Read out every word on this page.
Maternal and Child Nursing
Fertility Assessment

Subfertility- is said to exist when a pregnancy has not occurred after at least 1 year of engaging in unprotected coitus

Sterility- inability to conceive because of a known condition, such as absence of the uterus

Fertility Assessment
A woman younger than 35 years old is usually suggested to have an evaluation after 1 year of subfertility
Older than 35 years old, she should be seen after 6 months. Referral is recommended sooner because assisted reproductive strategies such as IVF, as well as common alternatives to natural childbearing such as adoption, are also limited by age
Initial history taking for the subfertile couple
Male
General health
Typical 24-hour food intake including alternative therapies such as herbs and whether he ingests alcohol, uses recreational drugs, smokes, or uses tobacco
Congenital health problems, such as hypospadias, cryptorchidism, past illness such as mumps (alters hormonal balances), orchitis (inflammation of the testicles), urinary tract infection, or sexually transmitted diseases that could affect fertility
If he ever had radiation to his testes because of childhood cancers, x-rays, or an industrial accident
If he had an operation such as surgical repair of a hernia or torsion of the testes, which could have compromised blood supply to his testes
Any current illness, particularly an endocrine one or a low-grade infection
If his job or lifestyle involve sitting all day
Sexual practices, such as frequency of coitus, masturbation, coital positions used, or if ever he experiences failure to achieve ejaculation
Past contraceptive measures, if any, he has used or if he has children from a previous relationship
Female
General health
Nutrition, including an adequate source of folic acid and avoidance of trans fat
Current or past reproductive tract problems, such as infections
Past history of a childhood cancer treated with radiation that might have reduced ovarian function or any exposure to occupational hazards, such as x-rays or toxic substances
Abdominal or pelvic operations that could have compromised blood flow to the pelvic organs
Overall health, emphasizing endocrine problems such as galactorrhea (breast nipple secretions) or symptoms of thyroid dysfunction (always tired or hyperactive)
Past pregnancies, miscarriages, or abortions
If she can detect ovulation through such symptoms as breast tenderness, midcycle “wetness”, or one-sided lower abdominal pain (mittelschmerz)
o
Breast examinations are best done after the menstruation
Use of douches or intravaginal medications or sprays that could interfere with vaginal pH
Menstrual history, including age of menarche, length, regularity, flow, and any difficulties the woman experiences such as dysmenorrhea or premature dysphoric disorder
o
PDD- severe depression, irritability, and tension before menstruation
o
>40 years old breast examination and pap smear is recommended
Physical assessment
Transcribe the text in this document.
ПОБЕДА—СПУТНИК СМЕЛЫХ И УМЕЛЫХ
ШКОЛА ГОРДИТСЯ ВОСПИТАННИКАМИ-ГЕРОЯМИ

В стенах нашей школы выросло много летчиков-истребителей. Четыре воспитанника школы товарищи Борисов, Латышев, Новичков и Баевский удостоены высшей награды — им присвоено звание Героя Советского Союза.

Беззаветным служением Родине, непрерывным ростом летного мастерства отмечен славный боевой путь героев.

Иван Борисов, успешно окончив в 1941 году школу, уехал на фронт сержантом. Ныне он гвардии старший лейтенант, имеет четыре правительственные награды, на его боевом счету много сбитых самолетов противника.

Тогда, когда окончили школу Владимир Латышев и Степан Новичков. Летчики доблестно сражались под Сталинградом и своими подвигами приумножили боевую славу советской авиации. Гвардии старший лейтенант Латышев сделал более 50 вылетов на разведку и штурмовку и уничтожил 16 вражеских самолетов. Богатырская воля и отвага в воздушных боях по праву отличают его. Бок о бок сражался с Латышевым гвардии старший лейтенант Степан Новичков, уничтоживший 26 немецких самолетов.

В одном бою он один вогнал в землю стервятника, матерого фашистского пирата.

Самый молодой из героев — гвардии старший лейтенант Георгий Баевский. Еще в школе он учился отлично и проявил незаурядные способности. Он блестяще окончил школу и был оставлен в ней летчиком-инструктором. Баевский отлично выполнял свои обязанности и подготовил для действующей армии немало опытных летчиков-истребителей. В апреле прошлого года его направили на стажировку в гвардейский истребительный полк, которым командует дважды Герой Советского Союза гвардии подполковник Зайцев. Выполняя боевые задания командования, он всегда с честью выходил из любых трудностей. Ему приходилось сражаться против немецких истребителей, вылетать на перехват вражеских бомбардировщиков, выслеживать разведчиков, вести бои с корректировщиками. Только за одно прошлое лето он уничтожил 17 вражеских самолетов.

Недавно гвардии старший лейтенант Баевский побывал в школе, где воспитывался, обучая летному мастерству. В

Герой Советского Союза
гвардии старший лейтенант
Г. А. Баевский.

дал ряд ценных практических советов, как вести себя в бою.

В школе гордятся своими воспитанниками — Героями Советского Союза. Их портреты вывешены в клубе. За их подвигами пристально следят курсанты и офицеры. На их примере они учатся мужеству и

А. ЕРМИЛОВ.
----
(Goal): Each record should come back exactly as written.

(Problem solution):
Read out every word on this page.
Maternal and Child Nursing
Fertility Assessment

Subfertility- is said to exist when a pregnancy has not occurred after at least 1 year of engaging in unprotected coitus

Sterility- inability to conceive because of a known condition, such as absence of the uterus

Fertility Assessment
A woman younger than 35 years old is usually suggested to have an evaluation after 1 year of subfertility
Older than 35 years old, she should be seen after 6 months. Referral is recommended sooner because assisted reproductive strategies such as IVF, as well as common alternatives to natural childbearing such as adoption, are also limited by age
Initial history taking for the subfertile couple
Male
General health
Typical 24-hour food intake including alternative therapies such as herbs and whether he ingests alcohol, uses recreational drugs, smokes, or uses tobacco
Congenital health problems, such as hypospadias, cryptorchidism, past illness such as mumps (alters hormonal balances), orchitis (inflammation of the testicles), urinary tract infection, or sexually transmitted diseases that could affect fertility
If he ever had radiation to his testes because of childhood cancers, x-rays, or an industrial accident
If he had an operation such as surgical repair of a hernia or torsion of the testes, which could have compromised blood supply to his testes
Any current illness, particularly an endocrine one or a low-grade infection
If his job or lifestyle involve sitting all day
Sexual practices, such as frequency of coitus, masturbation, coital positions used, or if ever he experiences failure to achieve ejaculation
Past contraceptive measures, if any, he has used or if he has children from a previous relationship
Female
General health
Nutrition, including an adequate source of folic acid and avoidance of trans fat
Current or past reproductive tract problems, such as infections
Past history of a childhood cancer treated with radiation that might have reduced ovarian function or any exposure to occupational hazards, such as x-rays or toxic substances
Abdominal or pelvic operations that could have compromised blood flow to the pelvic organs
Overall health, emphasizing endocrine problems such as galactorrhea (breast nipple secretions) or symptoms of thyroid dysfunction (always tired or hyperactive)
Past pregnancies, miscarriages, or abortions
If she can detect ovulation through such symptoms as breast tenderness, midcycle “wetness”, or one-sided lower abdominal pain (mittelschmerz)
o
Breast examinations are best done after the menstruation
Use of douches or intravaginal medications or sprays that could interfere with vaginal pH
Menstrual history, including age of menarche, length, regularity, flow, and any difficulties the woman experiences such as dysmenorrhea or premature dysphoric disorder
o
PDD- severe depression, irritability, and tension before menstruation
o
>40 years old breast examination and pap smear is recommended
Physical assessment
Transcribe the text in this document.
ПОБЕДА—СПУТНИК СМЕЛЫХ И УМЕЛЫХ
ШКОЛА ГОРДИТСЯ ВОСПИТАННИКАМИ-ГЕРОЯМИ

В стенах нашей школы выросло много летчиков-истребителей. Четыре воспитанника школы товарищи Борисов, Латышев, Новичков и Баевский удостоены высшей награды — им присвоено звание Героя Советского Союза.

Беззаветным служением Родине, непрерывным ростом летного мастерства отмечен славный боевой путь героев.

Иван Борисов, успешно окончив в 1941 году школу, уехал на фронт сержантом. Ныне он гвардии старший лейтенант, имеет четыре правительственные награды, на его боевом счету много сбитых самолетов противника.

Тогда, когда окончили школу Владимир Латышев и Степан Новичков. Летчики доблестно сражались под Сталинградом и своими подвигами приумножили боевую славу советской авиации. Гвардии старший лейтенант Латышев сделал более 50 вылетов на разведку и штурмовку и уничтожил 16 вражеских самолетов. Богатырская воля и отвага в воздушных боях по праву отличают его. Бок о бок сражался с Латышевым гвардии старший лейтенант Степан Новичков, уничтоживший 26 немецких самолетов.

В одном бою он один вогнал в землю стервятника, матерого фашистского пирата.

Самый молодой из героев — гвардии старший лейтенант Георгий Баевский. Еще в школе он учился отлично и проявил незаурядные способности. Он блестяще окончил школу и был оставлен в ней летчиком-инструктором. Баевский отлично выполнял свои обязанности и подготовил для действующей армии немало опытных летчиков-истребителей. В апреле прошлого года его направили на стажировку в гвардейский истребительный полк, которым командует дважды Герой Советского Союза гвардии подполковник Зайцев. Выполняя боевые задания командования, он всегда с честью выходил из любых трудностей. Ему приходилось сражаться против немецких истребителей, вылетать на перехват вражеских бомбардировщиков, выслеживать разведчиков, вести бои с корректировщиками. Только за одно прошлое лето он уничтожил 17 вражеских самолетов.

Недавно гвардии старший лейтенант Баевский побывал в школе, где воспитывался, обучая летному мастерству. В

Герой Советского Союза
гвардии старший лейтенант
Г. А. Баевский.

дал ряд ценных практических советов, как вести себя в бою.

В школе гордятся своими воспитанниками — Героями Советского Союза. Их портреты вывешены в клубе. За их подвигами пристально следят курсанты и офицеры. На их примере они учатся мужеству и

А. ЕРМИЛОВ.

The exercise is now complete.